SUPPLIED DATA >>
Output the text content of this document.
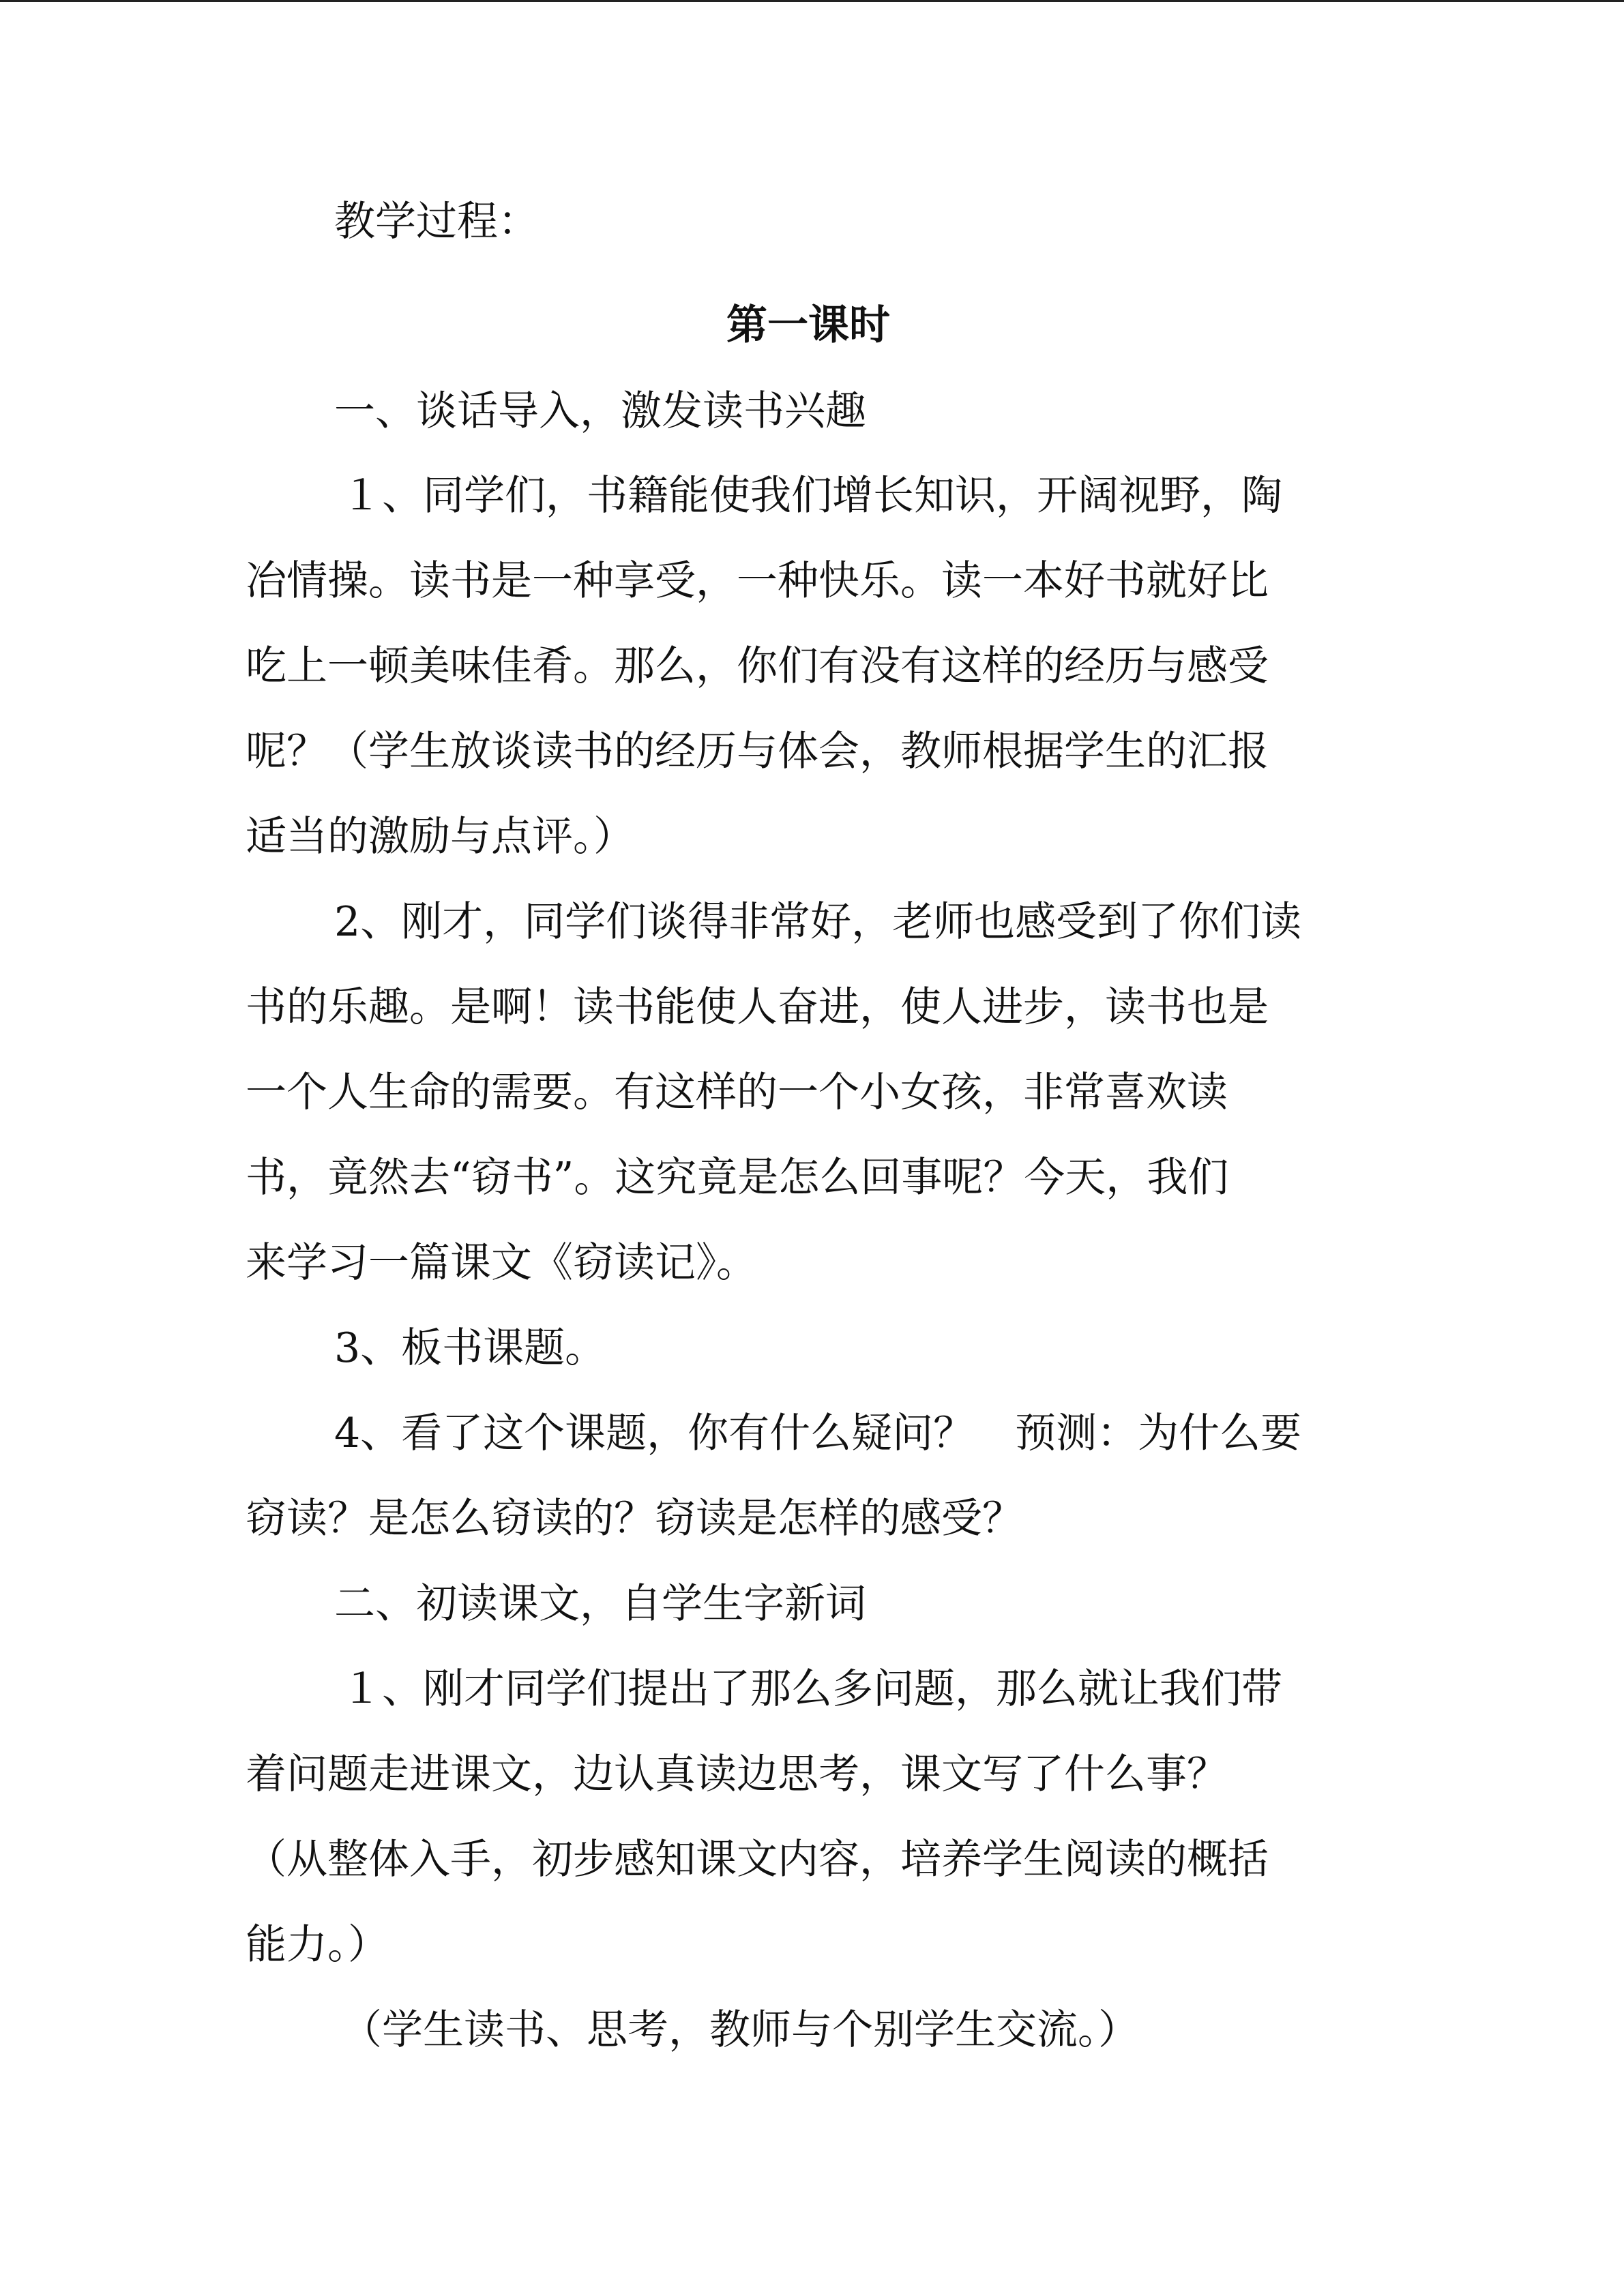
教学过程：
第一课时
一、谈话导入，激发读书兴趣
１、同学们，书籍能使我们增长知识，开阔视野，陶
冶情操。读书是一种享受，一种快乐。读一本好书就好比
吃上一顿美味佳肴。那么，你们有没有这样的经历与感受
呢？（学生放谈读书的经历与体会，教师根据学生的汇报
适当的激励与点评。）
2、刚才，同学们谈得非常好，老师也感受到了你们读
书的乐趣。是啊！读书能使人奋进，使人进步，读书也是
一个人生命的需要。有这样的一个小女孩，非常喜欢读
书，竟然去“窃书”。这究竟是怎么回事呢？今天，我们
来学习一篇课文《窃读记》。
3、板书课题。
4、看了这个课题，你有什么疑问？　预测：为什么要
窃读？是怎么窃读的？窃读是怎样的感受？
二、初读课文，自学生字新词
１、刚才同学们提出了那么多问题，那么就让我们带
着问题走进课文，边认真读边思考，课文写了什么事？
（从整体入手，初步感知课文内容，培养学生阅读的概括
能力。）
（学生读书、思考，教师与个别学生交流。）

TO BE DONE >> Write out the entries above word for word. Do not include the pictures.

FINISHED TASK >>
Output the text content of this document.
教学过程：
第一课时
一、谈话导入，激发读书兴趣
１、同学们，书籍能使我们增长知识，开阔视野，陶
冶情操。读书是一种享受，一种快乐。读一本好书就好比
吃上一顿美味佳肴。那么，你们有没有这样的经历与感受
呢？（学生放谈读书的经历与体会，教师根据学生的汇报
适当的激励与点评。）
2、刚才，同学们谈得非常好，老师也感受到了你们读
书的乐趣。是啊！读书能使人奋进，使人进步，读书也是
一个人生命的需要。有这样的一个小女孩，非常喜欢读
书，竟然去“窃书”。这究竟是怎么回事呢？今天，我们
来学习一篇课文《窃读记》。
3、板书课题。
4、看了这个课题，你有什么疑问？　预测：为什么要
窃读？是怎么窃读的？窃读是怎样的感受？
二、初读课文，自学生字新词
１、刚才同学们提出了那么多问题，那么就让我们带
着问题走进课文，边认真读边思考，课文写了什么事？
（从整体入手，初步感知课文内容，培养学生阅读的概括
能力。）
（学生读书、思考，教师与个别学生交流。）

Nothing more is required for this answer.